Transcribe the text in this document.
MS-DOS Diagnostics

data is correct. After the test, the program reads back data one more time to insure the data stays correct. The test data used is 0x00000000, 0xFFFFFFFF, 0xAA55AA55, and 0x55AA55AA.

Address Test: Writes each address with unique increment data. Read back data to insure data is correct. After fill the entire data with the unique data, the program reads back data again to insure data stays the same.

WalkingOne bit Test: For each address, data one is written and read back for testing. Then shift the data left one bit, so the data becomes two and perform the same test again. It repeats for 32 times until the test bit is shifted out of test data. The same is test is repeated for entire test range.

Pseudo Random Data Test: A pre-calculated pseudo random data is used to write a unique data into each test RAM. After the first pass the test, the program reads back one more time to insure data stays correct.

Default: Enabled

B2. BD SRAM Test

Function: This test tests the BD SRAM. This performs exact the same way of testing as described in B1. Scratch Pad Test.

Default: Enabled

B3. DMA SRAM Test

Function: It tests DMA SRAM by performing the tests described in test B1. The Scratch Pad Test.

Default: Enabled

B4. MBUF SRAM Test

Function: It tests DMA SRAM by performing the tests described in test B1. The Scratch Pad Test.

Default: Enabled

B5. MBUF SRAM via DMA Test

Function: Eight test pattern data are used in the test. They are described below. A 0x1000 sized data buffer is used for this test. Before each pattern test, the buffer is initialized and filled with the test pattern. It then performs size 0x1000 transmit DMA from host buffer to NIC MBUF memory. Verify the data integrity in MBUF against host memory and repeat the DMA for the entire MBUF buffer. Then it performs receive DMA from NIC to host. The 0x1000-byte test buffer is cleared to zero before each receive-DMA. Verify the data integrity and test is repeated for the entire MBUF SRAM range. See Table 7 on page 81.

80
--
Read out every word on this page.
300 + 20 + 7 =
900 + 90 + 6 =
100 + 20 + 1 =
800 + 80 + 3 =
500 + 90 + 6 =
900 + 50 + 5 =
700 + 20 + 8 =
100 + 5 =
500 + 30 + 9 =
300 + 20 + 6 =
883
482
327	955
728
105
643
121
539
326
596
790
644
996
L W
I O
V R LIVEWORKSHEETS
---
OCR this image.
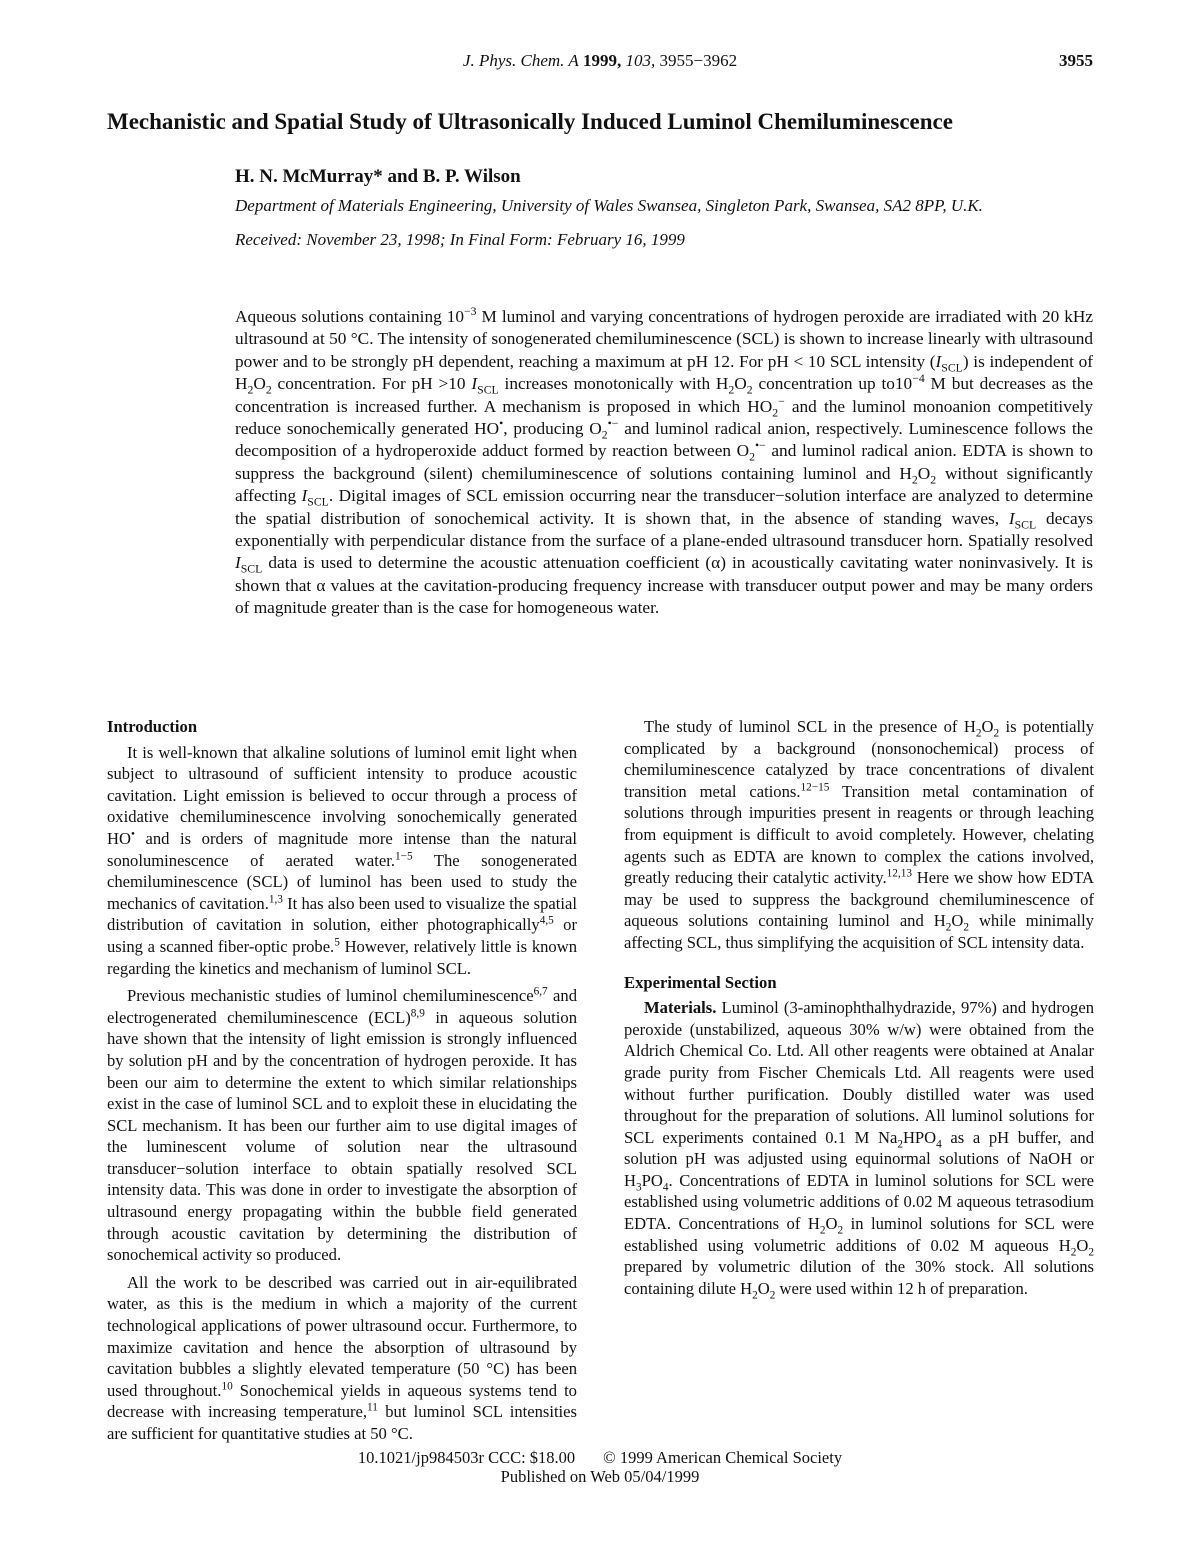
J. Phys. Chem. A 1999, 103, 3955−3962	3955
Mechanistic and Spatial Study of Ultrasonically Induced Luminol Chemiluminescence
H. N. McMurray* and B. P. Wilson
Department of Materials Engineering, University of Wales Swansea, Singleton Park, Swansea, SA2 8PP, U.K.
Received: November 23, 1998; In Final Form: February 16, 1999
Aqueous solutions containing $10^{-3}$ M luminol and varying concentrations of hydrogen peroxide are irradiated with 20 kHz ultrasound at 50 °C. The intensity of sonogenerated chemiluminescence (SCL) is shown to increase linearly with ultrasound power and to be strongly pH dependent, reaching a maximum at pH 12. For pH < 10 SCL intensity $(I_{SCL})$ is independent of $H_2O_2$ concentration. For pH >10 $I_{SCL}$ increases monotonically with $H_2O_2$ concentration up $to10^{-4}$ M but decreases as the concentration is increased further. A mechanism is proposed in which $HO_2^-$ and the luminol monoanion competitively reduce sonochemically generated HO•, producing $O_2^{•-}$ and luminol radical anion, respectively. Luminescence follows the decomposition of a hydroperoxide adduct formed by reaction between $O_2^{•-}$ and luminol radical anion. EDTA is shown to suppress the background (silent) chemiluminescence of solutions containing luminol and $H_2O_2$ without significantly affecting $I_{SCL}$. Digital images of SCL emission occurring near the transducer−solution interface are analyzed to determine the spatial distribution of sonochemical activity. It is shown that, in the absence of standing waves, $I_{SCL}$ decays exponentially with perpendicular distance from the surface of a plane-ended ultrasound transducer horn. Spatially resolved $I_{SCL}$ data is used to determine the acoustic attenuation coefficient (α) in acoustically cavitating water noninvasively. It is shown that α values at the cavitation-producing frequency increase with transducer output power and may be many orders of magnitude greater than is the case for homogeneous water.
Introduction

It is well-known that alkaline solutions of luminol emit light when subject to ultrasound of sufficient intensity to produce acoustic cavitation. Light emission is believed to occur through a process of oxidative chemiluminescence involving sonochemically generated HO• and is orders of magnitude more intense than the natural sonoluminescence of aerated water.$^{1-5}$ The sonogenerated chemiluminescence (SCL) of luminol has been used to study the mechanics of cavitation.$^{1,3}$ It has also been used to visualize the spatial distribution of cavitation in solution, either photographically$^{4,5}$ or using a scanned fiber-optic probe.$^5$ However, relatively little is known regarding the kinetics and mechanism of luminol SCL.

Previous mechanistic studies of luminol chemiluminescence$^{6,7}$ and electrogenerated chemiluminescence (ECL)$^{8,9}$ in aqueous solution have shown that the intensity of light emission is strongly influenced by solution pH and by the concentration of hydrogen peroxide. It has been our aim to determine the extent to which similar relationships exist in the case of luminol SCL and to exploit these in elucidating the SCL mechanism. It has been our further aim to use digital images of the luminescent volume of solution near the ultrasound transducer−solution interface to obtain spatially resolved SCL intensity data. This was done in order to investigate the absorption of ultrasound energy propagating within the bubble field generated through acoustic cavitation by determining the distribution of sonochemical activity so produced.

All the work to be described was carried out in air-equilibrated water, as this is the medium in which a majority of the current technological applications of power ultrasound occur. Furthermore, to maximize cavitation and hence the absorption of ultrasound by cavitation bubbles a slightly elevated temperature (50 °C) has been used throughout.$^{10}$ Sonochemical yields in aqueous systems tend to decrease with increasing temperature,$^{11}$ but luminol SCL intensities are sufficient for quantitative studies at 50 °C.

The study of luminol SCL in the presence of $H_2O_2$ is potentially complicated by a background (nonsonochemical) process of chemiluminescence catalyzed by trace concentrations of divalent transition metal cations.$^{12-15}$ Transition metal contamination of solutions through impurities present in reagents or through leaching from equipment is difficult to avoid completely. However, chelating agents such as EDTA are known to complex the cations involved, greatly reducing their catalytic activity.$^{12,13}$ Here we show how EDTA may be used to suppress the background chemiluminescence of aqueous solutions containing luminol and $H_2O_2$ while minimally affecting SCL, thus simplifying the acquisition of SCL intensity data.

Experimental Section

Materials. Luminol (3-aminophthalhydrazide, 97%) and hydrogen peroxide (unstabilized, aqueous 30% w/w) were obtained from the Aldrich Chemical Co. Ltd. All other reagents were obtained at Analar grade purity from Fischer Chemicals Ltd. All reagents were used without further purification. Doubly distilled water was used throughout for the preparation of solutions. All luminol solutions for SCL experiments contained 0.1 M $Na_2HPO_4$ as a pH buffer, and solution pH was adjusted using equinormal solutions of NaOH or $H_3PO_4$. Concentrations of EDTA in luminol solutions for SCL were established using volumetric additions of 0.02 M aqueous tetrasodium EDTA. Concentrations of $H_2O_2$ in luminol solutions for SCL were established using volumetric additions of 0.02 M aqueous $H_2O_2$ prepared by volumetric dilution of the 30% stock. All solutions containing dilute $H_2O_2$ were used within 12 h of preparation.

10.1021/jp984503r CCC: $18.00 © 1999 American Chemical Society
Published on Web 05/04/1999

== Work to be completed ==
Where a line of the data holds "unique", show that line.

== Answer to the problem ==
Address Test: Writes each address with unique increment data. Read back data to insure data is correct. After fill the entire data with the unique data, the program reads back data again to insure data stays the same.
Pseudo Random Data Test: A pre-calculated pseudo random data is used to write a unique data into each test RAM. After the first pass the test, the program reads back one more time to insure data stays correct.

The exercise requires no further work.